● **Document passage**
+++++
# Eea family permit



## rambo14 (Jun 15, 2012)

Hello,
My wife is thinking to apply for EEA family permit from India by the end of this month,
there are few questions on Vaf5 form which troubles me please expats give some advice.
I am in UK from last two months,its almost 5 days i have started my job so can i apply with just job contract letter or do i have to wait for pay slips.

On my letter is not mention about my hours it says 0 hour contract so i can work as many hours as i want,on Vaf5 there is question asking how many hours does i work per week can i answer not applicable according to EU law

what is the EEA nationals total income after tax, can i answer this also as not applicable according to EU regulations 2006 

Does anyone,other than the EEA nation lives in the property can i answer as not applicable according to EEA regulations for this also as i know that there no reqirement of tenancy agreement. 

if i answer not applicable to above questions can ECO refuse my application saying that i didn't answer all questions

please expats do reply i will appreciate


----------



## yas28 (Jun 17, 2012)

Hello,
I am new to this forum need advice,my husband is UK from last 2 months, he is going to start his job from next week,he got a contract letter. can i apply for EEA family permit just with a contract letter or i have to wait till he gets his pay slip.


Please Reply.


----------



## AnAmericanInScotland (Feb 8, 2012)

yas28 said:


> Hello,
> I am new to this forum need advice,my husband is UK from last 2 months, he is going to start his job from next week,he got a contract letter. can i apply for EEA family permit just with a contract letter or i have to wait till he gets his pay slip.
> 
> 
> Please Reply.


What country is he from? He needs to be from an EEA country for you to apply for the EEA FP.


----------



## yas28 (Jun 17, 2012)

AnAmericanInScotland said:


> What country is he from? He needs to be from an EEA country for you to apply for the EEA FP.


Ya i know he is a Portuguese national


----------



## AnAmericanInScotland (Feb 8, 2012)

yas28 said:


> Ya i know he is a Portuguese national


In that case, start your search for info on the EEA FP here:

UK Border Agency | EEA family permits

One of the links you'll need first is on the above link, but I'm posting it here, too:

UK Border Agency | Supporting documents for an EEA family permit

Be sure to bookmark these pages-the UKBA site is the site for official information, forms, and Guidance notes regarding the process.
+++++
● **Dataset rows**
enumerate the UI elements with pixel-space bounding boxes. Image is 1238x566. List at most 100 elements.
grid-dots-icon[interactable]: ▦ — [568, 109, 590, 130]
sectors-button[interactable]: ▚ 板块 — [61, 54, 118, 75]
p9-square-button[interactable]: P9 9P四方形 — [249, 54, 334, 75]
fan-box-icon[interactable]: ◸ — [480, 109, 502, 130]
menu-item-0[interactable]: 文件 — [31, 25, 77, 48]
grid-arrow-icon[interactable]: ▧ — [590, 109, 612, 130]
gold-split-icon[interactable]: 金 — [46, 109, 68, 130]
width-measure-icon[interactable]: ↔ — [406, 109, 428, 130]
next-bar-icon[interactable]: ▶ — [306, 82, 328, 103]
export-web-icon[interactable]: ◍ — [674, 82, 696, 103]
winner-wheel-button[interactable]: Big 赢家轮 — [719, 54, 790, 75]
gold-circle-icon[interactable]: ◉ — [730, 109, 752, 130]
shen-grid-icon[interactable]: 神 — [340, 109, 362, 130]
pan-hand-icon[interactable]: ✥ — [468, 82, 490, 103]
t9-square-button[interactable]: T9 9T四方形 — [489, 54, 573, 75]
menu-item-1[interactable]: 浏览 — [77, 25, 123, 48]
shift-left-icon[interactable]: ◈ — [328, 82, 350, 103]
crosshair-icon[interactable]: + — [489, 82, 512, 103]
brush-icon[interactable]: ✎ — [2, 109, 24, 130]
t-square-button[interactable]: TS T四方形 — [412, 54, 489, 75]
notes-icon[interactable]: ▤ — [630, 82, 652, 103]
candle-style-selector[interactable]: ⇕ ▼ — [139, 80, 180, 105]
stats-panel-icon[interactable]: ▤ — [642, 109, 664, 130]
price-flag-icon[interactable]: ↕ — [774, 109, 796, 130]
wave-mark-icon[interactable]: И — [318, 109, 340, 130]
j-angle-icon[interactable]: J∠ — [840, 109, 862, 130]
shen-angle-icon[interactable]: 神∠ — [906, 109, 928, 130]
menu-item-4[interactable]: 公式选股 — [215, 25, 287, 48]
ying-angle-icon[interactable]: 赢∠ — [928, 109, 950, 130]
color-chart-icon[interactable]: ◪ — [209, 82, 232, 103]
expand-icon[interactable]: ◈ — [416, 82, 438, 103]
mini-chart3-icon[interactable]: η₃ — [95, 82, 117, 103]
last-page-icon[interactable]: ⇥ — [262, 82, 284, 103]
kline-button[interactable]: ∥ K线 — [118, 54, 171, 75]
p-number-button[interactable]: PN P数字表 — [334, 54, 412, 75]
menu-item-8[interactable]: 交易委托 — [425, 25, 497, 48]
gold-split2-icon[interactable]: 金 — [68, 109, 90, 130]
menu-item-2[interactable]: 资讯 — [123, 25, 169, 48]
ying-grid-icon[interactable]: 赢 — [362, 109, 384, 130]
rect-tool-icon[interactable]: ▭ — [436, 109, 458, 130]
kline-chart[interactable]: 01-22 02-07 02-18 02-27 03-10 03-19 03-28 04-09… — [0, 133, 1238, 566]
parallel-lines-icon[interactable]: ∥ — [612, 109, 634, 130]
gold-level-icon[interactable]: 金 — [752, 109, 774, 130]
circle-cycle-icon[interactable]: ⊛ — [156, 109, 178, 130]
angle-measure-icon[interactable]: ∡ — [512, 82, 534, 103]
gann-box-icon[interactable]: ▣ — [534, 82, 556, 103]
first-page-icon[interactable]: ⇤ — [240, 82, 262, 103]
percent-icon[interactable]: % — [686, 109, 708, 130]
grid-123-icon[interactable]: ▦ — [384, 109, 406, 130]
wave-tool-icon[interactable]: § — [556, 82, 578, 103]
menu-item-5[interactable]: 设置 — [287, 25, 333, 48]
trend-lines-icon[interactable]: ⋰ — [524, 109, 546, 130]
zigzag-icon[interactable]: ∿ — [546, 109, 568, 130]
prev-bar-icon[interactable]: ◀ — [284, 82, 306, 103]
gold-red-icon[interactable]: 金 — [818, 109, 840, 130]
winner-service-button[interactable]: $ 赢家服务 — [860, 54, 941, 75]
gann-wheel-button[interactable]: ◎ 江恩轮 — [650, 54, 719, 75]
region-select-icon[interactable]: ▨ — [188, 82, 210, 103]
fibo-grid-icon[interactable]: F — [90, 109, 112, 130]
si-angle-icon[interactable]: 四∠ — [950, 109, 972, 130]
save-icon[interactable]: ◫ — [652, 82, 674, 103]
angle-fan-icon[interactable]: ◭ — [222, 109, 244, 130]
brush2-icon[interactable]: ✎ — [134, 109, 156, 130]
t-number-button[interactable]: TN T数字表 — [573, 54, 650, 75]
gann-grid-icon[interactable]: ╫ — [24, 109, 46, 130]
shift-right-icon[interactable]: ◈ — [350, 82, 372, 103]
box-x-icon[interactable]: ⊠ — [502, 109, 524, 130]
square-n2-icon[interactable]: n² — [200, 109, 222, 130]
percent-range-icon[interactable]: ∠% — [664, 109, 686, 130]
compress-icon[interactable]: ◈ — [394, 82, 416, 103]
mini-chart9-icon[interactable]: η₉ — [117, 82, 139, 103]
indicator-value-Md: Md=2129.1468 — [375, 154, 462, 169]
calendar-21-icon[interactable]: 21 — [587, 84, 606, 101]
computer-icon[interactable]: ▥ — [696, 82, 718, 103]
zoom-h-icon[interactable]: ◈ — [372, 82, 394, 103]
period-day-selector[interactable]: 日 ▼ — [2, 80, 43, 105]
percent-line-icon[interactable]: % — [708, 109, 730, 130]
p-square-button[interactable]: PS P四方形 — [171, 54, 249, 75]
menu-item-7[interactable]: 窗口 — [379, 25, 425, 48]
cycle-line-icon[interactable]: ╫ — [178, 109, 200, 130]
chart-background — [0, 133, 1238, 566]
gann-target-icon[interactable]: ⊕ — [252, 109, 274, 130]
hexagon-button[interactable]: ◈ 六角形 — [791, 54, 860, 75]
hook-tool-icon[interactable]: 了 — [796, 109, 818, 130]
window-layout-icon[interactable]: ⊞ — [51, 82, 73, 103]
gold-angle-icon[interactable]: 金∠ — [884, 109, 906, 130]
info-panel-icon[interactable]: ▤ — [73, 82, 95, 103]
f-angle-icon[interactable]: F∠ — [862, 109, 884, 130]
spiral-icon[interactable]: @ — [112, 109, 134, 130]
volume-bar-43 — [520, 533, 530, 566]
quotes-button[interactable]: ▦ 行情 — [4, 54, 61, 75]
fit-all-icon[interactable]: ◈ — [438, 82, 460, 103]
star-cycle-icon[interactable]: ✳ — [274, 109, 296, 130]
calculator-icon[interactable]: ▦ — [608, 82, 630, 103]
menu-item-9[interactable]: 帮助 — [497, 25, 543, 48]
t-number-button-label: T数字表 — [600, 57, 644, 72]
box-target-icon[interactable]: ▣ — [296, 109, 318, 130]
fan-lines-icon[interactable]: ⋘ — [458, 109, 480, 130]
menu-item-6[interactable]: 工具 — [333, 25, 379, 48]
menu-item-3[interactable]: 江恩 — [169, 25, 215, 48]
+++++
● **Task objective**
Reproduce the EEA family permit thread from "I am in UK from" up to and including "for pay slips.", swapping "job contract letter" for "employment contract". Rely only on the forum thread and nothing beyond it.

● **Problem solution**
I am in UK from last two months,its almost 5 days i have started my job so can i apply with just employment contract or do i have to wait for pay slips.